=== Stored records ===

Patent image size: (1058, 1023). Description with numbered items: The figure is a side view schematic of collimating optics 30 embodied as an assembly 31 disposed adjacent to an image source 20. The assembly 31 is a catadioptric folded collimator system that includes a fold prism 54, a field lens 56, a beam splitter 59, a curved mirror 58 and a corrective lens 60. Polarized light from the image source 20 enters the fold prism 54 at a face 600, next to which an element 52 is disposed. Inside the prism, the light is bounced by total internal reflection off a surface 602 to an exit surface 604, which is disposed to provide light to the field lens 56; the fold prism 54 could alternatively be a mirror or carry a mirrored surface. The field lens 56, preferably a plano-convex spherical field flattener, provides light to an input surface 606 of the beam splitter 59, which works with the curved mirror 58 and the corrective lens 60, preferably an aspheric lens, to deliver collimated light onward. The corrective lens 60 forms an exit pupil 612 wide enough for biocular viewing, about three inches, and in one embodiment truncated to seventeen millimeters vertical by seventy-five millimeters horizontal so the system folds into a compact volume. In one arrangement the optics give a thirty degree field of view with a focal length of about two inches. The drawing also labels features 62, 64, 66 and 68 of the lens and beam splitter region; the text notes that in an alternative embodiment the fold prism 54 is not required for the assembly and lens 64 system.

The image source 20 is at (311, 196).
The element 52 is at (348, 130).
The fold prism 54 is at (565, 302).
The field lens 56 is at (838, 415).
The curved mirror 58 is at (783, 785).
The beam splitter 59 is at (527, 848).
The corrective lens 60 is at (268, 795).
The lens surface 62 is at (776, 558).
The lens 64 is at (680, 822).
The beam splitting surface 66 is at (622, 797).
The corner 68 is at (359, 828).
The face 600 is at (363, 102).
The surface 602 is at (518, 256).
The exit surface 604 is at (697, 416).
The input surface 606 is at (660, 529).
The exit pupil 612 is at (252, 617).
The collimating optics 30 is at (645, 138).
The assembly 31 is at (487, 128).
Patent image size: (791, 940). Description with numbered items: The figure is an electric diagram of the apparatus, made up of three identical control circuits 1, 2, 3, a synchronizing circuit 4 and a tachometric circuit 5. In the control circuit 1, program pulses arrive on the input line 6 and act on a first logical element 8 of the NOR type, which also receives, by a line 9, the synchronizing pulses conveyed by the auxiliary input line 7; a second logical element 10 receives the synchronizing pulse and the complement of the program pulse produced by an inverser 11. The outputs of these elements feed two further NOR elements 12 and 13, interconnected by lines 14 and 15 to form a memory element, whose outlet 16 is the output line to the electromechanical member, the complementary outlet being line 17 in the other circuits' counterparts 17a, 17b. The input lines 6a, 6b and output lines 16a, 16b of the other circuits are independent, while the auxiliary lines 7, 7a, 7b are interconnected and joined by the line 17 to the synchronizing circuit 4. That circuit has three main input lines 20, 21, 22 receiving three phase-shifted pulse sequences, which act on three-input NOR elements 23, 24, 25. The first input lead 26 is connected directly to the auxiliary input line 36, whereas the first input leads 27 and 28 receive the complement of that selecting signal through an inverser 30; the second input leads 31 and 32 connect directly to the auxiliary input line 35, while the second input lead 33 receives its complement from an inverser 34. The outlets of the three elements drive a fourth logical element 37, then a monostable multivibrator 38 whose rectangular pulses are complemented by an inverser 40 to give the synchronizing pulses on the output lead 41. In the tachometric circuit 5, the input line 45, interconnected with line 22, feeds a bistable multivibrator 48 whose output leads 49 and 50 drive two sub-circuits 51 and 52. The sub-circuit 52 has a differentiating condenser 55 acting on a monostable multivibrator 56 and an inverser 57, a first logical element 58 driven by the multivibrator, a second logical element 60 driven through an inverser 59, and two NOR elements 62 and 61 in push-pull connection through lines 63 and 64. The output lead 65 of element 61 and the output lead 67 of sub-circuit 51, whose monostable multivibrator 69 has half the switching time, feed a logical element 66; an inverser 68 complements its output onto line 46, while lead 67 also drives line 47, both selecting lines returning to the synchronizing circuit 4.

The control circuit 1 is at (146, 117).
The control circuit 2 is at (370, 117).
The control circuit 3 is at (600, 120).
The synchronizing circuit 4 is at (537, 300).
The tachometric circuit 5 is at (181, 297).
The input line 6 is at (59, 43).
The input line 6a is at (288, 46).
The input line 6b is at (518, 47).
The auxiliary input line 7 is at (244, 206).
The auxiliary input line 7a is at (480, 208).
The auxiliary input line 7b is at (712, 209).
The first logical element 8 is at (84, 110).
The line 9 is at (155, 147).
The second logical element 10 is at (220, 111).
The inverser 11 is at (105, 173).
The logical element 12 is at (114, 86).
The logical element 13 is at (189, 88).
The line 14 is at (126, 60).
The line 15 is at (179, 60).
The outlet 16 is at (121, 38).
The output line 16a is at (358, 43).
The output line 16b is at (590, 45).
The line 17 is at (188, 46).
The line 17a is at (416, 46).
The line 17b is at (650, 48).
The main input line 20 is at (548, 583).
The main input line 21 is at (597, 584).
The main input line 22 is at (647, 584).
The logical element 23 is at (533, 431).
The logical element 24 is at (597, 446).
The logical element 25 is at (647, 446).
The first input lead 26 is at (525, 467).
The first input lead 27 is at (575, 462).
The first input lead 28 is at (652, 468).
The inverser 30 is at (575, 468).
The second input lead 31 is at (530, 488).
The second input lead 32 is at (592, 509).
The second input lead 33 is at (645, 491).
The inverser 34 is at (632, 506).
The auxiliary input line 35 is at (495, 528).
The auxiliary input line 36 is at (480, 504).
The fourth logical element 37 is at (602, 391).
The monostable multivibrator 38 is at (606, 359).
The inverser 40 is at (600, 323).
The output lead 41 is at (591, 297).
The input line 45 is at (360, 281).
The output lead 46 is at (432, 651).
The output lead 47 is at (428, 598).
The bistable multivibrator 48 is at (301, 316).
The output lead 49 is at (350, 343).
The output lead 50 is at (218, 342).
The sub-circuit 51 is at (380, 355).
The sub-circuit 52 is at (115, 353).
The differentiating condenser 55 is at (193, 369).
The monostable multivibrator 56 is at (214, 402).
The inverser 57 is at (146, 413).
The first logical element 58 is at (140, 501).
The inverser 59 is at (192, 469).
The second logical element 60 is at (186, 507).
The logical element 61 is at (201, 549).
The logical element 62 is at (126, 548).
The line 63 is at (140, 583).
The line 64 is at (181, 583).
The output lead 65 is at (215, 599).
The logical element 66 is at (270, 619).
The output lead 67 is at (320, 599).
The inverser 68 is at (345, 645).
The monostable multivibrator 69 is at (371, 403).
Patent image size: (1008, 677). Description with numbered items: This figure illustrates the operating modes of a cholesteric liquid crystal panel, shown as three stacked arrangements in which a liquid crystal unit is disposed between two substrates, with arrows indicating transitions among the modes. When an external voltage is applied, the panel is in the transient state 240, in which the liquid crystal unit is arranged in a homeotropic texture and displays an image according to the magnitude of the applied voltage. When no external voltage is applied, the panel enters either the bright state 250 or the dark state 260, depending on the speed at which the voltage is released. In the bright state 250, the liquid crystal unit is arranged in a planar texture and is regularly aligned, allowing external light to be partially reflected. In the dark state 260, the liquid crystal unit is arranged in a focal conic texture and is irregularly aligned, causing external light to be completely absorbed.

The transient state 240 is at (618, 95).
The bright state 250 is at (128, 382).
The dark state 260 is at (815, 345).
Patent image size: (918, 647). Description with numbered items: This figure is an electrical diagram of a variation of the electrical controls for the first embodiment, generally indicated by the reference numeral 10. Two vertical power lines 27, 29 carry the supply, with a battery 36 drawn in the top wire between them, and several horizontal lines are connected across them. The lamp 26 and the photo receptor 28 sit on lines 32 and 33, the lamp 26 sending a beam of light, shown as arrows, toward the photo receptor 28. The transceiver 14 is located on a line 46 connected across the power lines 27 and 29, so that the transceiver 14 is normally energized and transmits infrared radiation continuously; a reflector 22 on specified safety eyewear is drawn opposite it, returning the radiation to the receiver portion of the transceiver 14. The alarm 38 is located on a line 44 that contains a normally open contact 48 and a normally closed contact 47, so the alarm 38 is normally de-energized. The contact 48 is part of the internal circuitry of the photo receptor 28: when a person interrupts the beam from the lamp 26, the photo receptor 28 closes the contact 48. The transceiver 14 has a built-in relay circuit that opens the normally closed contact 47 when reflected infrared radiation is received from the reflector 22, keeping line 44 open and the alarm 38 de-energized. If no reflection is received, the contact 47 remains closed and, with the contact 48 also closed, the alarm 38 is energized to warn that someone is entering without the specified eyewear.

===

▸ **What you should do**: Please put the lines starting at the one containing "Patent image size: (1008, 677)." and ending at the one containing "The bright state 250 is at (128, 382)." into a JSON list of strings, one string per line, with blank lines left out.

▸ **Exercise response**:
[
  "Patent image size: (1008, 677). Description with numbered items: This figure illustrates the operating modes of a cholesteric liquid crystal panel, shown as three stacked arrangements in which a liquid crystal unit is disposed between two substrates, with arrows indicating transitions among the modes. When an external voltage is applied, the panel is in the transient state 240, in which the liquid crystal unit is arranged in a homeotropic texture and displays an image according to the magnitude of the applied voltage. When no external voltage is applied, the panel enters either the bright state 250 or the dark state 260, depending on the speed at which the voltage is released. In the bright state 250, the liquid crystal unit is arranged in a planar texture and is regularly aligned, allowing external light to be partially reflected. In the dark state 260, the liquid crystal unit is arranged in a focal conic texture and is irregularly aligned, causing external light to be completely absorbed.",
  "The transient state 240 is at (618, 95).",
  "The bright state 250 is at (128, 382)."
]